● **What is required**:
The lines to extract start at the one containing "Read all visible content and emit it as JSON." and end with the last line; give them exactly and nothing more.

— Begin —

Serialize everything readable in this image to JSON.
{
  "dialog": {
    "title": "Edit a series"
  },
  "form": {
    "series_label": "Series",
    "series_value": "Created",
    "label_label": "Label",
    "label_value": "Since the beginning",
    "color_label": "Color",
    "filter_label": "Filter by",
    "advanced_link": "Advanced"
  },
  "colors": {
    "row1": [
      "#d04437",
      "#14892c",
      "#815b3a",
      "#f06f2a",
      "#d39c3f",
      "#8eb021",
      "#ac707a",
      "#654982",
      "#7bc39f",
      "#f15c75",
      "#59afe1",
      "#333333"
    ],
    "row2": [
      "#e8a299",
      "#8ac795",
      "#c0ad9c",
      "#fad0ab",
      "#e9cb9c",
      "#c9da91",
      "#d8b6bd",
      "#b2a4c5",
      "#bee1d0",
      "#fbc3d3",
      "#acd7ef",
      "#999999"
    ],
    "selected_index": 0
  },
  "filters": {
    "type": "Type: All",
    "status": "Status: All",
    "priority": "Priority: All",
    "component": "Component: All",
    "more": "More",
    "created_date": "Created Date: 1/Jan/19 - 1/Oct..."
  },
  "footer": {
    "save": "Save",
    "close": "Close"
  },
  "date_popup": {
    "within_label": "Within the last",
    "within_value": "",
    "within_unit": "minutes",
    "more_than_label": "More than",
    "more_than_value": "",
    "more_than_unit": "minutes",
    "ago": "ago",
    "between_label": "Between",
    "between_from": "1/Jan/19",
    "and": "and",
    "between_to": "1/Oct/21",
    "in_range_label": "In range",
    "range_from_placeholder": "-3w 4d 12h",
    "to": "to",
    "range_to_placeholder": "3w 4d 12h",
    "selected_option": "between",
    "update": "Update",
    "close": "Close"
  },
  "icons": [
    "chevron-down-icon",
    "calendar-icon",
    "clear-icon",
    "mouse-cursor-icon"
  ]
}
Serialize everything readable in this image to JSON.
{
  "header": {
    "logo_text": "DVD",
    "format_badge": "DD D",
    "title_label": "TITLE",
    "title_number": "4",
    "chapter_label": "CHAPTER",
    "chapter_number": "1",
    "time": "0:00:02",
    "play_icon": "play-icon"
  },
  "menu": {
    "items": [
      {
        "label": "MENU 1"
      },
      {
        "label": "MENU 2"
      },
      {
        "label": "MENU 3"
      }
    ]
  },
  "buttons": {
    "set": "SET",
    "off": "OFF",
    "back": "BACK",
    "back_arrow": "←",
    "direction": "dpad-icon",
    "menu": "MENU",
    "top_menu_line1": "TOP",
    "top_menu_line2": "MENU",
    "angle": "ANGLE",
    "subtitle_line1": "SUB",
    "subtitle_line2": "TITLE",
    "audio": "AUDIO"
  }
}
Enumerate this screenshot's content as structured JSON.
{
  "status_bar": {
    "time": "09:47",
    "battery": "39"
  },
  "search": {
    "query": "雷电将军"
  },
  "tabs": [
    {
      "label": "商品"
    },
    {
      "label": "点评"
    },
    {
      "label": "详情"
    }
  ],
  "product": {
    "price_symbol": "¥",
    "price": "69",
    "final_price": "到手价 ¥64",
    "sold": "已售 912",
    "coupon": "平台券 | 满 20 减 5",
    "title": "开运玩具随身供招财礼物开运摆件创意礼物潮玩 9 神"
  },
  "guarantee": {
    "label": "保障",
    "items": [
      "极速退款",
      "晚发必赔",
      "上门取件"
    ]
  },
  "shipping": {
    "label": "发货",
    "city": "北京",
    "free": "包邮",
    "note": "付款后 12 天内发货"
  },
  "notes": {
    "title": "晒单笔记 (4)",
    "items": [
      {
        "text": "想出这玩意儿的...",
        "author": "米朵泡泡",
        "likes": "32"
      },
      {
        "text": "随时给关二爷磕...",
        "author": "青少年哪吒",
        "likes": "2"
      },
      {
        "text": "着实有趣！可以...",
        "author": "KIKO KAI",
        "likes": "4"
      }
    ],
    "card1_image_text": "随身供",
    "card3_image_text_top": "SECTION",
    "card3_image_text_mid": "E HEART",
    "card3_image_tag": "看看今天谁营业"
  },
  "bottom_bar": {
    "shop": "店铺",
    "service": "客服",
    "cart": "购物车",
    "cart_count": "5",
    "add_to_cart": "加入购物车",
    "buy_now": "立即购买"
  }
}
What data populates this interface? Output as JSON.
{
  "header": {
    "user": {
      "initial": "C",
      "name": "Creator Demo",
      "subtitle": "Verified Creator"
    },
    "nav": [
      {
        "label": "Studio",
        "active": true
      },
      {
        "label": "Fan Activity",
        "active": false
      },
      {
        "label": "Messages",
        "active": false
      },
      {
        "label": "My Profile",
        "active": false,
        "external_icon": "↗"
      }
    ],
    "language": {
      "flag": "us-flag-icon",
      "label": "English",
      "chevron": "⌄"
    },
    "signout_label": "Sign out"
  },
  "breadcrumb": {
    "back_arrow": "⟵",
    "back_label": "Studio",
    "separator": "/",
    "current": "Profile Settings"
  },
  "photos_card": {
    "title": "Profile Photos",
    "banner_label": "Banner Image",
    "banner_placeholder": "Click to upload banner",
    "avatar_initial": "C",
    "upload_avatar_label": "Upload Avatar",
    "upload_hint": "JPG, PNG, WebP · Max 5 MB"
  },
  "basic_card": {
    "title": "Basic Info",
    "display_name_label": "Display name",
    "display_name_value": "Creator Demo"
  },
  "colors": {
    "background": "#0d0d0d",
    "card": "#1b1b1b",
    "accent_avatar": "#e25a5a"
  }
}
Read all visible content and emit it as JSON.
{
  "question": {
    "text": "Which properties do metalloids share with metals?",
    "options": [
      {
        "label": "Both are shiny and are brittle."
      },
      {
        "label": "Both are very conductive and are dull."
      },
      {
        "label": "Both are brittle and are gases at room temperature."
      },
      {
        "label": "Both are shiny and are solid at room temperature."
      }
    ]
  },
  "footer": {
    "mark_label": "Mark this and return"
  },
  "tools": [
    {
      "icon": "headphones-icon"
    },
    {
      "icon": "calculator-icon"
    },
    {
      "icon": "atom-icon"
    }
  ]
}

— End —

● **Result**:
Read all visible content and emit it as JSON.
{
  "question": {
    "text": "Which properties do metalloids share with metals?",
    "options": [
      {
        "label": "Both are shiny and are brittle."
      },
      {
        "label": "Both are very conductive and are dull."
      },
      {
        "label": "Both are brittle and are gases at room temperature."
      },
      {
        "label": "Both are shiny and are solid at room temperature."
      }
    ]
  },
  "footer": {
    "mark_label": "Mark this and return"
  },
  "tools": [
    {
      "icon": "headphones-icon"
    },
    {
      "icon": "calculator-icon"
    },
    {
      "icon": "atom-icon"
    }
  ]
}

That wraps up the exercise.